Texto de lectura
━━━━

Por aquel entonces, aguardaba la publicación de mi primera novela, Madagascar (Anorak ediciones, 2017), para la cual me había basado en otro de los coleccionables de mi padre, la enciclopedia geográfica Conocer el mundo, y en otro regalo de mi tía: Fauna, de Félix Rodríguez de la Fuente. Lo conté en otro artículo de Zenda llamado “Historia secreta de Madagascar”.

Una tarde de aquel verano me senté en el comedor de mis padres con el libro de Redon sobre las rodillas. Al poco de empezar a leer su biografía me dije: «¿Cómo puedo haber vivido tantos años sin reparar en lo interesante que es este personaje?»

"Todavía hoy, los cuadros de Redon nos resultan hasta cierto punto inaprensibles. ¿Qué significan realmente, por qué los pintó así?"

Redon era un artista fronterizo entre el realismo, el simbolismo y las vanguardias. De hecho, había sido precursor de las últimas en detrimento de los primeros. Durante décadas le tocó navegar a contracorriente de las escuelas pictóricas dominantes, al igual que le sucedió a su amigo Paul Gauguin o a su admirado Vincent van Gogh.

Pero así como los dos últimos son personajes demasiado conocidos como para aportar alguna novedad sobre ellos, Redon sigue siendo un personaje secreto, misterioso, de un talento anticipatorio. Pintor, grabador, violinista, aficionado al tenis, ocultista, estudioso de las religiones y de lo oriental, escritor de cuentos, amante de la literatura, ilustró a Baudelaire, a Poe, a Flaubert, a Mallarmé…

Todavía hoy, los cuadros de Redon nos resultan hasta cierto punto inaprensibles. ¿Qué significan realmente, por qué los pintó así? No terminamos de comprenderlos, y esa incomprensión se queda en nuestra mente a modo de enigma.

Aquella misma tarde decidí que Odilon Redon sería el protagonista de mi segunda novela. No me importó en modo alguno que el siglo XIX estuviera pasado de moda. Debía seguir mi instinto y el reto era escribir algo diferente, que no incurriera en las convenciones de la literatura decimonónica o, más bien, que partiera de esas convenciones para crear un relato original.

Mientras me documentaba, supe que en dos ocasiones Redon había aceptado los encargos de un aristócrata y de un burgués de decorar con pinturas sus residencias —lo cual era común entre los grandes pintores de la época—. ¿Por qué no iba a ser ese el punto de partida de mi novela?: Redon llega a un château perdido en la campiña francesa, con el encargo de pintar unos cuadros para decorarlo…

Casualmente, el verano anterior había pasado con Marta, mi mujer, y nuestros tres hijos unos días de vacaciones en una casa rural próxima a Burdeos. La casa rural era en realidad un castillo construido en el siglo XIX.

━━━━

Datos registrados

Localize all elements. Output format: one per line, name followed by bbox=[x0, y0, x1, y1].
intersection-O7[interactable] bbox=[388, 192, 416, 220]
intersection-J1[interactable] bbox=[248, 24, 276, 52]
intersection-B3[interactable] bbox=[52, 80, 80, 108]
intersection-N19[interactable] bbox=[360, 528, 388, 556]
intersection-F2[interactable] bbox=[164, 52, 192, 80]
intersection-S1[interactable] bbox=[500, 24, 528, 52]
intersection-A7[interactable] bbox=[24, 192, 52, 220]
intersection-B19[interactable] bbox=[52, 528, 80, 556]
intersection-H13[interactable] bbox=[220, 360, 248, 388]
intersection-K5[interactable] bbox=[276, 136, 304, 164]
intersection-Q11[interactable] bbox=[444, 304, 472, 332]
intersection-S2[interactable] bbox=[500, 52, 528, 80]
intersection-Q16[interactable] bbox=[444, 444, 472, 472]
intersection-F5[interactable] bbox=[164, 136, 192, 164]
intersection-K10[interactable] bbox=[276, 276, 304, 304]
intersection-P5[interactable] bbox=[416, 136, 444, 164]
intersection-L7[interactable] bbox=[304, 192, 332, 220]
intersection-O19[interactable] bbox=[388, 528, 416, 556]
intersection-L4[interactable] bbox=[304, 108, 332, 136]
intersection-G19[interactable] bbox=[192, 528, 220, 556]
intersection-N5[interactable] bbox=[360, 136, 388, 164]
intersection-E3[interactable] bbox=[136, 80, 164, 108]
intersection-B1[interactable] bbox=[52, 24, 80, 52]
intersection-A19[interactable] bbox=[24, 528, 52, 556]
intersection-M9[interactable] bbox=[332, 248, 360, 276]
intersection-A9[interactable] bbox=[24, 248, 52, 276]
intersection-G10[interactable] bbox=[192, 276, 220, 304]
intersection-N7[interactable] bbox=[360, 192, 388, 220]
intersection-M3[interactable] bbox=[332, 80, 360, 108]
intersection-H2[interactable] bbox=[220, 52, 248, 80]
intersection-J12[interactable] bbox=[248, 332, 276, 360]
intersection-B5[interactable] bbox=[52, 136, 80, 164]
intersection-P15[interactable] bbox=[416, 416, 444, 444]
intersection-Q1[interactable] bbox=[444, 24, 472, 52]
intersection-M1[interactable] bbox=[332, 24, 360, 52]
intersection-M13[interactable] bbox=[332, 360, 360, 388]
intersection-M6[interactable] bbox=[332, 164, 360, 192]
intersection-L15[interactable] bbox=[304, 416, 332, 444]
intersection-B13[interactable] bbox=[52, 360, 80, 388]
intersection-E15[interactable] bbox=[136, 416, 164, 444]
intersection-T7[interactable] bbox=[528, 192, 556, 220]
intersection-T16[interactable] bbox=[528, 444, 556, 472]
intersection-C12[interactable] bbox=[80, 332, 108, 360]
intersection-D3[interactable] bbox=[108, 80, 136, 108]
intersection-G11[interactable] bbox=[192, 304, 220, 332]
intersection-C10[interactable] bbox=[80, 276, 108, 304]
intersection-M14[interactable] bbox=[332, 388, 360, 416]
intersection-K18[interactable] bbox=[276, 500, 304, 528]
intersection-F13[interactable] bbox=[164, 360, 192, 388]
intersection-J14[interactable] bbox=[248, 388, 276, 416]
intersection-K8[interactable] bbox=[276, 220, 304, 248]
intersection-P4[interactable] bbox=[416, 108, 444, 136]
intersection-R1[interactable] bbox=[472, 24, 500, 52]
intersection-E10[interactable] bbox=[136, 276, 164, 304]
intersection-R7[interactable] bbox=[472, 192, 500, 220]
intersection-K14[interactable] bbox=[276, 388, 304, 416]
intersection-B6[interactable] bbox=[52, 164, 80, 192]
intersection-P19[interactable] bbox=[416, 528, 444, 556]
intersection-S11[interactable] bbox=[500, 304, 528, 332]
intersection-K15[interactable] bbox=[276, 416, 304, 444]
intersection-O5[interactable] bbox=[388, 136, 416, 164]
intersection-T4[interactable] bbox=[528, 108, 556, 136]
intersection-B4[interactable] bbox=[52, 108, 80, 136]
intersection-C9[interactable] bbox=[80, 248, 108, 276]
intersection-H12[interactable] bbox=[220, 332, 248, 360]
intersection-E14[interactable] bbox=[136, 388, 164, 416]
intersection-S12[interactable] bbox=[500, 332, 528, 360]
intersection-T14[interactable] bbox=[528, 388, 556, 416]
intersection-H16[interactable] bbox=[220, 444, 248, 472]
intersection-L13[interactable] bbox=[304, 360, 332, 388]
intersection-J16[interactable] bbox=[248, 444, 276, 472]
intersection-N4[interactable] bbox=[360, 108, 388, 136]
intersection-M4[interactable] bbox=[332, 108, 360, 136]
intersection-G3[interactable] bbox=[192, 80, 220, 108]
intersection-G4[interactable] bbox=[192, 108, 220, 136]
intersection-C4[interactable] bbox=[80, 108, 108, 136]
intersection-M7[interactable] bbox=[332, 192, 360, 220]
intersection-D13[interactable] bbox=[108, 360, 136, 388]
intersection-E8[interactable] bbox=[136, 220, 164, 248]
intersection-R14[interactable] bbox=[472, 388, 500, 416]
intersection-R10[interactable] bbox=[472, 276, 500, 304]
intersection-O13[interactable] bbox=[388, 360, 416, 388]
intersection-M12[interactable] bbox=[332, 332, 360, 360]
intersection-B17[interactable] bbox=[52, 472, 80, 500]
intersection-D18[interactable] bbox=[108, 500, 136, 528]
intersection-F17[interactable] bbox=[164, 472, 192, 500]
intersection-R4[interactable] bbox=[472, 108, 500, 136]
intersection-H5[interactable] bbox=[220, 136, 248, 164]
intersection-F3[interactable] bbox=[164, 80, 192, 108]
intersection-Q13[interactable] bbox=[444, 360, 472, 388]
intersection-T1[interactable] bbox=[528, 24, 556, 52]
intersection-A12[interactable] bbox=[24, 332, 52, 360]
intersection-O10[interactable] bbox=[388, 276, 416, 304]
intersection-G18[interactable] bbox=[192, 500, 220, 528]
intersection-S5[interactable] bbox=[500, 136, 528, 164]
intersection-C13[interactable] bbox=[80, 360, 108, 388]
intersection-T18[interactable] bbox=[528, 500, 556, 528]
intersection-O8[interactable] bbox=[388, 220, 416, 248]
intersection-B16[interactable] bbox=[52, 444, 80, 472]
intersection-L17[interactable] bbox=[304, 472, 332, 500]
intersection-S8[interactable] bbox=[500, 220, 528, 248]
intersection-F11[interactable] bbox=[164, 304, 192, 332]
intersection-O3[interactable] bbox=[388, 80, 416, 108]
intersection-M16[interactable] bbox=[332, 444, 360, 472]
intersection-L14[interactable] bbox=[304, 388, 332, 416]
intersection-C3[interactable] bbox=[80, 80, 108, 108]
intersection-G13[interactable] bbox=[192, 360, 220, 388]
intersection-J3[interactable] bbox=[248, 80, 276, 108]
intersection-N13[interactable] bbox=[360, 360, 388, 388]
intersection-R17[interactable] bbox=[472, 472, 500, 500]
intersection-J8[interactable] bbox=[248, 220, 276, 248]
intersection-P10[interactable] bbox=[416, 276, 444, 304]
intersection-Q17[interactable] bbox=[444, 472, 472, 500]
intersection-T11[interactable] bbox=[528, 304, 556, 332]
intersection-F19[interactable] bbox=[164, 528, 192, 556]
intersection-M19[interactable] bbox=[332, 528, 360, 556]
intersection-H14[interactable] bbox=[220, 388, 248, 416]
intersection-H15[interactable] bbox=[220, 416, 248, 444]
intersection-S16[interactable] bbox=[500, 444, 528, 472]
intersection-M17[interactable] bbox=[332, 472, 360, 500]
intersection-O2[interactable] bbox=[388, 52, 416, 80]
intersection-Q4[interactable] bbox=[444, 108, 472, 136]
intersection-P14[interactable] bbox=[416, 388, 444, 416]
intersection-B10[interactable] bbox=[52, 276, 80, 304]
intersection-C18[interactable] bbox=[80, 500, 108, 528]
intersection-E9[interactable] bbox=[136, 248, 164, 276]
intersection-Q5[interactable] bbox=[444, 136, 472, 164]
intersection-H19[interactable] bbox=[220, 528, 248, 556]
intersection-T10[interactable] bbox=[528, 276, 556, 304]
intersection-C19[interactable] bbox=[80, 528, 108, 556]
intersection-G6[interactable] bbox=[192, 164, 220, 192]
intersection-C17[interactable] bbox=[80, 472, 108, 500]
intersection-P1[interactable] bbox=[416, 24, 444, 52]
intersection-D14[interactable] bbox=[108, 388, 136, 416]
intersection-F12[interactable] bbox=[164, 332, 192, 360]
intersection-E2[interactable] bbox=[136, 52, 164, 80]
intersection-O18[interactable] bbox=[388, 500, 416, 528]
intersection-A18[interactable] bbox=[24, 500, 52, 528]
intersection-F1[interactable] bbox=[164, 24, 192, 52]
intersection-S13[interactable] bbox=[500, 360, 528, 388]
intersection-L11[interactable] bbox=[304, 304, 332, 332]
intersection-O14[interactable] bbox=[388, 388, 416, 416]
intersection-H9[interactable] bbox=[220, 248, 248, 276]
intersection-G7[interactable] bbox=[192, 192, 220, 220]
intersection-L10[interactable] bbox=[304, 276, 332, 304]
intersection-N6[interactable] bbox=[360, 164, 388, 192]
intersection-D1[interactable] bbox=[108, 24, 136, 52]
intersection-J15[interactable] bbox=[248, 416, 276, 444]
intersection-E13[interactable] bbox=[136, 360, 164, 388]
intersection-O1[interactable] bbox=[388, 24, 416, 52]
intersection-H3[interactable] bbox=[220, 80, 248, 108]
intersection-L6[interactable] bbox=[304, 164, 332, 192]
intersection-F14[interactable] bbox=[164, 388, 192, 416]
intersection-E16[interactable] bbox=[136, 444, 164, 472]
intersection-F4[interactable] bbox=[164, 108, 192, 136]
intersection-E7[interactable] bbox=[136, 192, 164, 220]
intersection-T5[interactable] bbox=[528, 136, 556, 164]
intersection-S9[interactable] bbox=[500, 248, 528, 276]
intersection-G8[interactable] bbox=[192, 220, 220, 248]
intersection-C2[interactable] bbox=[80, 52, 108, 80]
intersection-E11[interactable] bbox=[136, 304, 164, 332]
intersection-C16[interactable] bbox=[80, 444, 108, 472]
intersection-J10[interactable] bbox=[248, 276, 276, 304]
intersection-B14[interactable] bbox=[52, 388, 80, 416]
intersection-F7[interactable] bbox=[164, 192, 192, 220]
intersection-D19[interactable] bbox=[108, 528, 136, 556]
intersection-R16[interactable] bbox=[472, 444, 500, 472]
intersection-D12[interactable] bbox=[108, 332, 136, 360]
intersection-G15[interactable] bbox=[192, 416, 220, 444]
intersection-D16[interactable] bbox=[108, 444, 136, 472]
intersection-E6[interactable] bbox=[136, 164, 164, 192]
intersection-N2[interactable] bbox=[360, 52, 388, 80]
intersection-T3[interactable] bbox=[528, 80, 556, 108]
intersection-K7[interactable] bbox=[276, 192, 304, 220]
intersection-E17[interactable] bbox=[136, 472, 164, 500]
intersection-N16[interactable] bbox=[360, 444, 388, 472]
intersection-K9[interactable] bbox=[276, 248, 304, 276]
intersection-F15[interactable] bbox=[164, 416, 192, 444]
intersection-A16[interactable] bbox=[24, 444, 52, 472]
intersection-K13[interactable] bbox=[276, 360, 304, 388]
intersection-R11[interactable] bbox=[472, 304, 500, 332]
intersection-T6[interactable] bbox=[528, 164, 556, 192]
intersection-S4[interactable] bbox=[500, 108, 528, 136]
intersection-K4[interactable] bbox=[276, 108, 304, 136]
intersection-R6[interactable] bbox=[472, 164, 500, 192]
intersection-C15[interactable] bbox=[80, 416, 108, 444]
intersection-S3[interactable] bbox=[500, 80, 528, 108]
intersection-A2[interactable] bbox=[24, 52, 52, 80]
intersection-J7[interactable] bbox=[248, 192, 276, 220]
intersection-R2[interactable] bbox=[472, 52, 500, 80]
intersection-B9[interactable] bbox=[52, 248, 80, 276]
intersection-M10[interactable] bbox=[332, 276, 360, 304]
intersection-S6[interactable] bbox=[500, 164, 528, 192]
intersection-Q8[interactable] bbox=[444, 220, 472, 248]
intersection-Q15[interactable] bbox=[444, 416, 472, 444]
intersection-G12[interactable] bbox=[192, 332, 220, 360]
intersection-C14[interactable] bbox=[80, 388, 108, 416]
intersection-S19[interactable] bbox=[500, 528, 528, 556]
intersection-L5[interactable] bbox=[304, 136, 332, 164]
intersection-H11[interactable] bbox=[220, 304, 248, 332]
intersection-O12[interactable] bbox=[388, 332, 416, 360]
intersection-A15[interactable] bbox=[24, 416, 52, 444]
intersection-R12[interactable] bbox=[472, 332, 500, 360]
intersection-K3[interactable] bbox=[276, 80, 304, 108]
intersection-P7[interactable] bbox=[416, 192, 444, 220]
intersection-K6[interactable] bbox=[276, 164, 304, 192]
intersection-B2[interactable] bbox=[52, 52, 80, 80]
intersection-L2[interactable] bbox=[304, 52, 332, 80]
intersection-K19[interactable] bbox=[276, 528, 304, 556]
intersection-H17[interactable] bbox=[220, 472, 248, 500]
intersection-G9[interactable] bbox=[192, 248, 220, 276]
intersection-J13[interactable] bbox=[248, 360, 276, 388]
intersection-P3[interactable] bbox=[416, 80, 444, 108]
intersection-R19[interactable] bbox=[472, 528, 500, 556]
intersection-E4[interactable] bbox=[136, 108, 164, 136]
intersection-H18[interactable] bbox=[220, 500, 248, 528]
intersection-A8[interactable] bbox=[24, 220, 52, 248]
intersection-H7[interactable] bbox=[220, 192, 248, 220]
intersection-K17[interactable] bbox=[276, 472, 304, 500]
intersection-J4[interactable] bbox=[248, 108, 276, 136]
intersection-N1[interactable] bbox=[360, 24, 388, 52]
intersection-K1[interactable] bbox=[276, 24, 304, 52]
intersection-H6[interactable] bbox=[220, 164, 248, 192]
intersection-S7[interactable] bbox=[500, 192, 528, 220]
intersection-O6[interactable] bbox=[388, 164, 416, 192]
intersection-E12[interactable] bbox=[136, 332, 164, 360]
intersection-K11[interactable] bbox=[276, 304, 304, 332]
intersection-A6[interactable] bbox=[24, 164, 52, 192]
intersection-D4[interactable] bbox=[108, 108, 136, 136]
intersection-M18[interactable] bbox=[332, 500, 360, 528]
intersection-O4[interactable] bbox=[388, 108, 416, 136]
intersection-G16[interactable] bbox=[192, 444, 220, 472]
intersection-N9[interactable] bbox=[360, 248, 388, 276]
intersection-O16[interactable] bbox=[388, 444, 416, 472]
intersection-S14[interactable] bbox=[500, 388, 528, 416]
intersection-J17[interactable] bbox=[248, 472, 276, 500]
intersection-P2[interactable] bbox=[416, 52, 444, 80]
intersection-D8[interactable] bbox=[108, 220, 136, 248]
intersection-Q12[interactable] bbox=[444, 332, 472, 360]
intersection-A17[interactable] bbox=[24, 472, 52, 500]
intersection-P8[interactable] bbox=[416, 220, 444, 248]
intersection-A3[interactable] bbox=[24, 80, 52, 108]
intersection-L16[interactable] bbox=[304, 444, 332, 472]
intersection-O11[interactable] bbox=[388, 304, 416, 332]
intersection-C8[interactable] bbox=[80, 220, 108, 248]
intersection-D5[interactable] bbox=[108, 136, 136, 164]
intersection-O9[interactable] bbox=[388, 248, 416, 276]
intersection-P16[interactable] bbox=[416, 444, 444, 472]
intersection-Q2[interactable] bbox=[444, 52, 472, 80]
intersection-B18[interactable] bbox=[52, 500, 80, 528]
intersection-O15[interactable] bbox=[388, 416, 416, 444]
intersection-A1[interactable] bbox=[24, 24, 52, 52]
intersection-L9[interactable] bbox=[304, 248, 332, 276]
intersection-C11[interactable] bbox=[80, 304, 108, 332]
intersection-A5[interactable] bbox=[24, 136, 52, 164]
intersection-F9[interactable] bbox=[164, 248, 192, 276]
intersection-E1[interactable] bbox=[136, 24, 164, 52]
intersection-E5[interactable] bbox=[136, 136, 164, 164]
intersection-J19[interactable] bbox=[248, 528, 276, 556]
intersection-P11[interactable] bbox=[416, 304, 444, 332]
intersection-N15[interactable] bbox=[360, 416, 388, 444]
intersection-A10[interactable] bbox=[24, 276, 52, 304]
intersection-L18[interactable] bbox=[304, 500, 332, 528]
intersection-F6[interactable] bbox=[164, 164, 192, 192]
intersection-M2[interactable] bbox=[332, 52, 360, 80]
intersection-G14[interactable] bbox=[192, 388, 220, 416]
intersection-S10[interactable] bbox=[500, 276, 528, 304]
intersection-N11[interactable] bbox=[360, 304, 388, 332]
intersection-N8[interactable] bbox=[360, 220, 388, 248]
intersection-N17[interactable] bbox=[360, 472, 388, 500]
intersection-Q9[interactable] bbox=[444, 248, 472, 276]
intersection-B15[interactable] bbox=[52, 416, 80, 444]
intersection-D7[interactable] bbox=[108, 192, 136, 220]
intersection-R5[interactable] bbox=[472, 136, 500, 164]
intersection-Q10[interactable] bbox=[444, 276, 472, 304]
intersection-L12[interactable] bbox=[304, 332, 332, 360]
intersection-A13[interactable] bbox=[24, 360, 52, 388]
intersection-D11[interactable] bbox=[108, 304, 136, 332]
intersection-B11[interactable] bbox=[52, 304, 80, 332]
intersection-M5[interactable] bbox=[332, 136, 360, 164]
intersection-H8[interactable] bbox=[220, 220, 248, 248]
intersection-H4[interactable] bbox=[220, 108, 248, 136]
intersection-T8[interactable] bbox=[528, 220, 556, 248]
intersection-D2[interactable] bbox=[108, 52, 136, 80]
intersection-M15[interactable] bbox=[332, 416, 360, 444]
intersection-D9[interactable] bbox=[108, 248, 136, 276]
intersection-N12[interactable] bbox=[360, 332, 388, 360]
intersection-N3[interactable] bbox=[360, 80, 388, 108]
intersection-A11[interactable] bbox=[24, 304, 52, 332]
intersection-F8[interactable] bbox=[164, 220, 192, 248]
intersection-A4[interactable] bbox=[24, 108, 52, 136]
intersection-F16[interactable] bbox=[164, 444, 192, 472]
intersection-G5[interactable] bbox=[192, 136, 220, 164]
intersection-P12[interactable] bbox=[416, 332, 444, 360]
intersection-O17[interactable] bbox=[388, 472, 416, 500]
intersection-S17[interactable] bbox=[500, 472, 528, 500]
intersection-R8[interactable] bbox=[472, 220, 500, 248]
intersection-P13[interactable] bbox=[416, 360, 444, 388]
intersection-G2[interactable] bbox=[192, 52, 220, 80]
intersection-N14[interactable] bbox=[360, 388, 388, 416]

━━━━

Ejercicios
1. Reproduce sin cambios las filas, empezando por la primera y terminando en la línea que contiene "intersection-B3[interactable] bbox=[52, 80, 80, 108]", ambas incluidas.
2. Prosigue el texto sobre la novela dedicada a Odilon Redon a partir de su última frase.
El texto y las filas son materiales independientes entre sí.

Respuestas
1.
Localize all elements. Output format: one per line, name followed by bbox=[x0, y0, x1, y1].
intersection-O7[interactable] bbox=[388, 192, 416, 220]
intersection-J1[interactable] bbox=[248, 24, 276, 52]
intersection-B3[interactable] bbox=[52, 80, 80, 108]

2.
"¿Y si la mujer velada fuera una amante de Redon…? ¿Y si en mi novela esa mujer era la mujer del banquero, para quien Redon pintaba los cuadros?"

Odilon Redon había nacido también en Burdeos y pasó muchos veranos de su vida en un caserón próximo a la ciudad, en una finca de su familia situada en el Medoc, junto a la desembocadura del Garona. El Medoc es una región surcada por viñedos, azotada por los vientos del Atlántico, con dunas de arena y suaves colinas pobladas por grandes árboles solitarios… ¡Ya tenía el lugar donde ambientar mi relato! Me faltaba pergeñar un argumento antes de comenzar a escribir.

Odilon Redon llegaba al castillo de Pantenac (lugar que me acababa de inventar) y su propietario, el banquero judío David Levy (personaje imaginario), le encargaba pintar para el comedor tres grandes óleos que representaran a las tres mujeres más sexis de la Biblia: a Betsabé, a Judith y a la pérfida e irresistible Salomé, gran mito erótico del siglo XIX, símbolo del pecado, de la lujuria, de la perdición de los hombres…

¿Cómo se me ocurrió esta idea un tanto paródica? Siempre me ha apasionado el género cinematográfico y televisivo de los biopics: las películas que tratan de reproducir las vidas de los grandes artistas, a menudo incurriendo en tópicos y exageraciones. Todavía recordaba la famosa serie Goya, de TVE, que vi durante mi adolescencia. En ella, un joven Carlos Larrañaga, interpretando a Manuel Godoy, el ministro de Carlos IV, tenía una habitación secreta en el Palacio Real cuya llave solo poseía él. En su interior atesoraba tres desnudos femeninos: Dánae y la lluvia de oro, de Tiziano; La venus del espejo, de Velázquez y La maja desnuda, de Goya.

Una de las claves de la serie de TV era el idilio, no confirmado históricamente, entre Goya y la duquesa de Alba, así como la famosa hipótesis de que la maja desnuda no era otra que Cayetana de Alba, que se dejó pintar desnuda por su amante, el huraño aragonés.

Sonreía en el comedor de casa de mis padres, recordaba los tópicos románticos en que incurría la serie televisiva, sin duda para añadir erotismo al relato, cuando volví al libro de Redon editado por Sarpe… El cuadro de la mujer de la portada, aquel sugerente retrato naranja que casi parecía vanguardista, era un pastel sobre cartón pintado, según el libro, entre 1890 y 1898, sin que fuera posible precisar más la fecha. Estaba en el museo Kroller-Müller de Holanda y tenía por título Mujer velada o Mujer con velo. Puesto que no indicaba el nombre de la retratada, traté de encontrarlo por internet, pero todo intento fue vano… Entonces me dije: «¿Y si la mujer velada fuera una amante de Redon…? ¿Y si en mi novela esa mujer era la mujer del banquero, para quien Redon pintaba los cuadros?»

El argumento decimonónico por excelencia estaba servido: el adulterio. En efecto, mi novela del XIX relataría un adulterio de Odilon Redon —hombre casado—, al igual que lo hacían Madame Bovary, Anna Karenina o La Regenta.

Pero pronto advertí que toda esa materia argumental que había imaginado estaba por completo desfasada. ¿El adulterio? ¿La mujer como musa del gran artista? ¿Salomé…? Todo me resultaba caduco, casposo, déjà vu… Debía dar un giro a mis ideas para salvar la trama.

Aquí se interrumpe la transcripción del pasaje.